'''

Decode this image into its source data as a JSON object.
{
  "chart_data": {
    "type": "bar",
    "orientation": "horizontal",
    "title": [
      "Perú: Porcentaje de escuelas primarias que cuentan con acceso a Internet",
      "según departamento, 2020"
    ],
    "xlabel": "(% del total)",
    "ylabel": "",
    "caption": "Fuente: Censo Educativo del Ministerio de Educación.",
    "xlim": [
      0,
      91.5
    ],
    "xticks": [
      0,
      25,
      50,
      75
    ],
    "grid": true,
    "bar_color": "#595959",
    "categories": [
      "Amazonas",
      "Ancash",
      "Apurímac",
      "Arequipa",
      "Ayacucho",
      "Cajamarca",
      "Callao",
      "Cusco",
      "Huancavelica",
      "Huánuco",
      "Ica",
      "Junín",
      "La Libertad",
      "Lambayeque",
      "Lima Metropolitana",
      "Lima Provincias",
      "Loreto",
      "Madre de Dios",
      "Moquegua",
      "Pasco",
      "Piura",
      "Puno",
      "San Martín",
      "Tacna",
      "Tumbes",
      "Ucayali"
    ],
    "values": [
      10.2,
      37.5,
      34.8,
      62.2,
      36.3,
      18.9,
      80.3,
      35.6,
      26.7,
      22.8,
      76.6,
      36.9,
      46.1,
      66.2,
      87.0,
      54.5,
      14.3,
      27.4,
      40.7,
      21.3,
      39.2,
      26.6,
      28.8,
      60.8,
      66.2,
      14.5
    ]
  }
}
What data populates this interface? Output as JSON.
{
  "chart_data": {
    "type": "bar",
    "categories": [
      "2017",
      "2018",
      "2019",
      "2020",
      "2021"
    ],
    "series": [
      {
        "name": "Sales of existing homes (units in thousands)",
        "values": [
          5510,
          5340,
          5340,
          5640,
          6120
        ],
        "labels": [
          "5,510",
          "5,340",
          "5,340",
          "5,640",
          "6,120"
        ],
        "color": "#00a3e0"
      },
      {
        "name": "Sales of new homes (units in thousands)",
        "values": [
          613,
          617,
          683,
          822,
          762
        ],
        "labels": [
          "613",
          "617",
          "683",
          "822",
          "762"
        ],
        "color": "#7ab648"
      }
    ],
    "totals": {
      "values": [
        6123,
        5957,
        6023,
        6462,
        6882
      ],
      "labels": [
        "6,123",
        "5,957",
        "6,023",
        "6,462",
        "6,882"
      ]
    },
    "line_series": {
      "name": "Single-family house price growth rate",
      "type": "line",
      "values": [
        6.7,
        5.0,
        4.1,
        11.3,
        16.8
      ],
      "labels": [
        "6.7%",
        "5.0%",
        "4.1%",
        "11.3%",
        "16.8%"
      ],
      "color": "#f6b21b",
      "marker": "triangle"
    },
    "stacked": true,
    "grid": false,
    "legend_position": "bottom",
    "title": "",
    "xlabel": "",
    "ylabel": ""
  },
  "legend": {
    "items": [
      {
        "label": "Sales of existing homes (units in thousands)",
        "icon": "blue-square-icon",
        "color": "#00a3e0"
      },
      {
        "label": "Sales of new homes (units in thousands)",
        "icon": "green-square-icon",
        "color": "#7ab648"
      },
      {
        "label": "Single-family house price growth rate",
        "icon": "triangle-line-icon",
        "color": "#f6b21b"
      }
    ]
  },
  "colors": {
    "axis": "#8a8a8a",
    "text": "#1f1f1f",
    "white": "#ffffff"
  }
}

'''

AIM:
All of the material above needs to be retyped word for word.

RESULT FOR THIS TASK:
Decode this image into its source data as a JSON object.
{
  "chart_data": {
    "type": "bar",
    "orientation": "horizontal",
    "title": [
      "Perú: Porcentaje de escuelas primarias que cuentan con acceso a Internet",
      "según departamento, 2020"
    ],
    "xlabel": "(% del total)",
    "ylabel": "",
    "caption": "Fuente: Censo Educativo del Ministerio de Educación.",
    "xlim": [
      0,
      91.5
    ],
    "xticks": [
      0,
      25,
      50,
      75
    ],
    "grid": true,
    "bar_color": "#595959",
    "categories": [
      "Amazonas",
      "Ancash",
      "Apurímac",
      "Arequipa",
      "Ayacucho",
      "Cajamarca",
      "Callao",
      "Cusco",
      "Huancavelica",
      "Huánuco",
      "Ica",
      "Junín",
      "La Libertad",
      "Lambayeque",
      "Lima Metropolitana",
      "Lima Provincias",
      "Loreto",
      "Madre de Dios",
      "Moquegua",
      "Pasco",
      "Piura",
      "Puno",
      "San Martín",
      "Tacna",
      "Tumbes",
      "Ucayali"
    ],
    "values": [
      10.2,
      37.5,
      34.8,
      62.2,
      36.3,
      18.9,
      80.3,
      35.6,
      26.7,
      22.8,
      76.6,
      36.9,
      46.1,
      66.2,
      87.0,
      54.5,
      14.3,
      27.4,
      40.7,
      21.3,
      39.2,
      26.6,
      28.8,
      60.8,
      66.2,
      14.5
    ]
  }
}
What data populates this interface? Output as JSON.
{
  "chart_data": {
    "type": "bar",
    "categories": [
      "2017",
      "2018",
      "2019",
      "2020",
      "2021"
    ],
    "series": [
      {
        "name": "Sales of existing homes (units in thousands)",
        "values": [
          5510,
          5340,
          5340,
          5640,
          6120
        ],
        "labels": [
          "5,510",
          "5,340",
          "5,340",
          "5,640",
          "6,120"
        ],
        "color": "#00a3e0"
      },
      {
        "name": "Sales of new homes (units in thousands)",
        "values": [
          613,
          617,
          683,
          822,
          762
        ],
        "labels": [
          "613",
          "617",
          "683",
          "822",
          "762"
        ],
        "color": "#7ab648"
      }
    ],
    "totals": {
      "values": [
        6123,
        5957,
        6023,
        6462,
        6882
      ],
      "labels": [
        "6,123",
        "5,957",
        "6,023",
        "6,462",
        "6,882"
      ]
    },
    "line_series": {
      "name": "Single-family house price growth rate",
      "type": "line",
      "values": [
        6.7,
        5.0,
        4.1,
        11.3,
        16.8
      ],
      "labels": [
        "6.7%",
        "5.0%",
        "4.1%",
        "11.3%",
        "16.8%"
      ],
      "color": "#f6b21b",
      "marker": "triangle"
    },
    "stacked": true,
    "grid": false,
    "legend_position": "bottom",
    "title": "",
    "xlabel": "",
    "ylabel": ""
  },
  "legend": {
    "items": [
      {
        "label": "Sales of existing homes (units in thousands)",
        "icon": "blue-square-icon",
        "color": "#00a3e0"
      },
      {
        "label": "Sales of new homes (units in thousands)",
        "icon": "green-square-icon",
        "color": "#7ab648"
      },
      {
        "label": "Single-family house price growth rate",
        "icon": "triangle-line-icon",
        "color": "#f6b21b"
      }
    ]
  },
  "colors": {
    "axis": "#8a8a8a",
    "text": "#1f1f1f",
    "white": "#ffffff"
  }
}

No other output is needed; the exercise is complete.